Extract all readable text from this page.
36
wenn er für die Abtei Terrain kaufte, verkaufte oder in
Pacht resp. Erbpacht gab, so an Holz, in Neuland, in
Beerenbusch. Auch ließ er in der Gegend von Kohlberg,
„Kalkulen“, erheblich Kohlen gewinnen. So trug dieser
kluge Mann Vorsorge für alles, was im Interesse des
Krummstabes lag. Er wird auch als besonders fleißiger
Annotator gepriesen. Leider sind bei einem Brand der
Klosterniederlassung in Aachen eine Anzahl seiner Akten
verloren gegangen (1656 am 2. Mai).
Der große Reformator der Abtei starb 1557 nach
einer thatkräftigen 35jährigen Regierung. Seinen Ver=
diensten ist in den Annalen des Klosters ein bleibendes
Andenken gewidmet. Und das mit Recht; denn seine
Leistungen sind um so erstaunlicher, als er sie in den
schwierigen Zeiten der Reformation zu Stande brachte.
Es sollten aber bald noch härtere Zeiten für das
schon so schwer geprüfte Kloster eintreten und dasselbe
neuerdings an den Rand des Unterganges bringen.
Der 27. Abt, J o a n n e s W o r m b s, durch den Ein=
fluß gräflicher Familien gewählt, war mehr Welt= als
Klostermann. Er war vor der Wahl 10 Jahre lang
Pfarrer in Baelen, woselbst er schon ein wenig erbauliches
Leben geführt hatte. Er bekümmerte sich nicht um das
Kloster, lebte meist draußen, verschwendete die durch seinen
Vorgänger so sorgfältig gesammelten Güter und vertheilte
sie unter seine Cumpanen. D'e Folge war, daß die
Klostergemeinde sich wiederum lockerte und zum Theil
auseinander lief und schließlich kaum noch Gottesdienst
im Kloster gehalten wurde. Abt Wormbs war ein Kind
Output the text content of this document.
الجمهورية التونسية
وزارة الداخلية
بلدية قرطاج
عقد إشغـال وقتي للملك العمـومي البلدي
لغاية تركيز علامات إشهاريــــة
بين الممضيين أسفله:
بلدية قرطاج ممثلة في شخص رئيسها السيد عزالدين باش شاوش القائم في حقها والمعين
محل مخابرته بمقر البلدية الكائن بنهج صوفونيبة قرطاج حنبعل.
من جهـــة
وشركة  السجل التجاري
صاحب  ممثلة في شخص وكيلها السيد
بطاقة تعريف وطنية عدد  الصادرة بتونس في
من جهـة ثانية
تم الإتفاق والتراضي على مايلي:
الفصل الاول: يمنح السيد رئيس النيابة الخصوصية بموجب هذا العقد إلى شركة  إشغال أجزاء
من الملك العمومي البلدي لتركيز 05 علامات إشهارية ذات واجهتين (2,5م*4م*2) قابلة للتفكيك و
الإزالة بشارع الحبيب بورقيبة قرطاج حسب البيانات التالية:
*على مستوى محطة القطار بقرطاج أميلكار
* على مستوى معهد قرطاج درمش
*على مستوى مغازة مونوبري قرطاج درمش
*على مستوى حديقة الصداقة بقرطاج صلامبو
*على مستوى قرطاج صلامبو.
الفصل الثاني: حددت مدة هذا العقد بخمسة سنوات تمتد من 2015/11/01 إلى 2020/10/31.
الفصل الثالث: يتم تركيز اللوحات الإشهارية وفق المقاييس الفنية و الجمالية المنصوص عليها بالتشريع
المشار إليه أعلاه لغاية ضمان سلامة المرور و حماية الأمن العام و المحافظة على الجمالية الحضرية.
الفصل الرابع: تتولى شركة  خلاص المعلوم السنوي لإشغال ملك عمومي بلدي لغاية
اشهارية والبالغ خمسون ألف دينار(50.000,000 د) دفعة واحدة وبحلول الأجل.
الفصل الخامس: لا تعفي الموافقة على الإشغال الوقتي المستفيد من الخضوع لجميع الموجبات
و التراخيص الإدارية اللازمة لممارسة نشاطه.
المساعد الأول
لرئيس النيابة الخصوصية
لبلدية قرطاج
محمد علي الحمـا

» GIVEN INSTRUCTION: All of the entries above need to be reproduced exactly.

» TASK SOLUTION:
Extract all readable text from this page.
36
wenn er für die Abtei Terrain kaufte, verkaufte oder in
Pacht resp. Erbpacht gab, so an Holz, in Neuland, in
Beerenbusch. Auch ließ er in der Gegend von Kohlberg,
„Kalkulen“, erheblich Kohlen gewinnen. So trug dieser
kluge Mann Vorsorge für alles, was im Interesse des
Krummstabes lag. Er wird auch als besonders fleißiger
Annotator gepriesen. Leider sind bei einem Brand der
Klosterniederlassung in Aachen eine Anzahl seiner Akten
verloren gegangen (1656 am 2. Mai).
Der große Reformator der Abtei starb 1557 nach
einer thatkräftigen 35jährigen Regierung. Seinen Ver=
diensten ist in den Annalen des Klosters ein bleibendes
Andenken gewidmet. Und das mit Recht; denn seine
Leistungen sind um so erstaunlicher, als er sie in den
schwierigen Zeiten der Reformation zu Stande brachte.
Es sollten aber bald noch härtere Zeiten für das
schon so schwer geprüfte Kloster eintreten und dasselbe
neuerdings an den Rand des Unterganges bringen.
Der 27. Abt, J o a n n e s W o r m b s, durch den Ein=
fluß gräflicher Familien gewählt, war mehr Welt= als
Klostermann. Er war vor der Wahl 10 Jahre lang
Pfarrer in Baelen, woselbst er schon ein wenig erbauliches
Leben geführt hatte. Er bekümmerte sich nicht um das
Kloster, lebte meist draußen, verschwendete die durch seinen
Vorgänger so sorgfältig gesammelten Güter und vertheilte
sie unter seine Cumpanen. D'e Folge war, daß die
Klostergemeinde sich wiederum lockerte und zum Theil
auseinander lief und schließlich kaum noch Gottesdienst
im Kloster gehalten wurde. Abt Wormbs war ein Kind
Output the text content of this document.
الجمهورية التونسية
وزارة الداخلية
بلدية قرطاج
عقد إشغـال وقتي للملك العمـومي البلدي
لغاية تركيز علامات إشهاريــــة
بين الممضيين أسفله:
بلدية قرطاج ممثلة في شخص رئيسها السيد عزالدين باش شاوش القائم في حقها والمعين
محل مخابرته بمقر البلدية الكائن بنهج صوفونيبة قرطاج حنبعل.
من جهـــة
وشركة  السجل التجاري
صاحب  ممثلة في شخص وكيلها السيد
بطاقة تعريف وطنية عدد  الصادرة بتونس في
من جهـة ثانية
تم الإتفاق والتراضي على مايلي:
الفصل الاول: يمنح السيد رئيس النيابة الخصوصية بموجب هذا العقد إلى شركة  إشغال أجزاء
من الملك العمومي البلدي لتركيز 05 علامات إشهارية ذات واجهتين (2,5م*4م*2) قابلة للتفكيك و
الإزالة بشارع الحبيب بورقيبة قرطاج حسب البيانات التالية:
*على مستوى محطة القطار بقرطاج أميلكار
* على مستوى معهد قرطاج درمش
*على مستوى مغازة مونوبري قرطاج درمش
*على مستوى حديقة الصداقة بقرطاج صلامبو
*على مستوى قرطاج صلامبو.
الفصل الثاني: حددت مدة هذا العقد بخمسة سنوات تمتد من 2015/11/01 إلى 2020/10/31.
الفصل الثالث: يتم تركيز اللوحات الإشهارية وفق المقاييس الفنية و الجمالية المنصوص عليها بالتشريع
المشار إليه أعلاه لغاية ضمان سلامة المرور و حماية الأمن العام و المحافظة على الجمالية الحضرية.
الفصل الرابع: تتولى شركة  خلاص المعلوم السنوي لإشغال ملك عمومي بلدي لغاية
اشهارية والبالغ خمسون ألف دينار(50.000,000 د) دفعة واحدة وبحلول الأجل.
الفصل الخامس: لا تعفي الموافقة على الإشغال الوقتي المستفيد من الخضوع لجميع الموجبات
و التراخيص الإدارية اللازمة لممارسة نشاطه.
المساعد الأول
لرئيس النيابة الخصوصية
لبلدية قرطاج
محمد علي الحمـا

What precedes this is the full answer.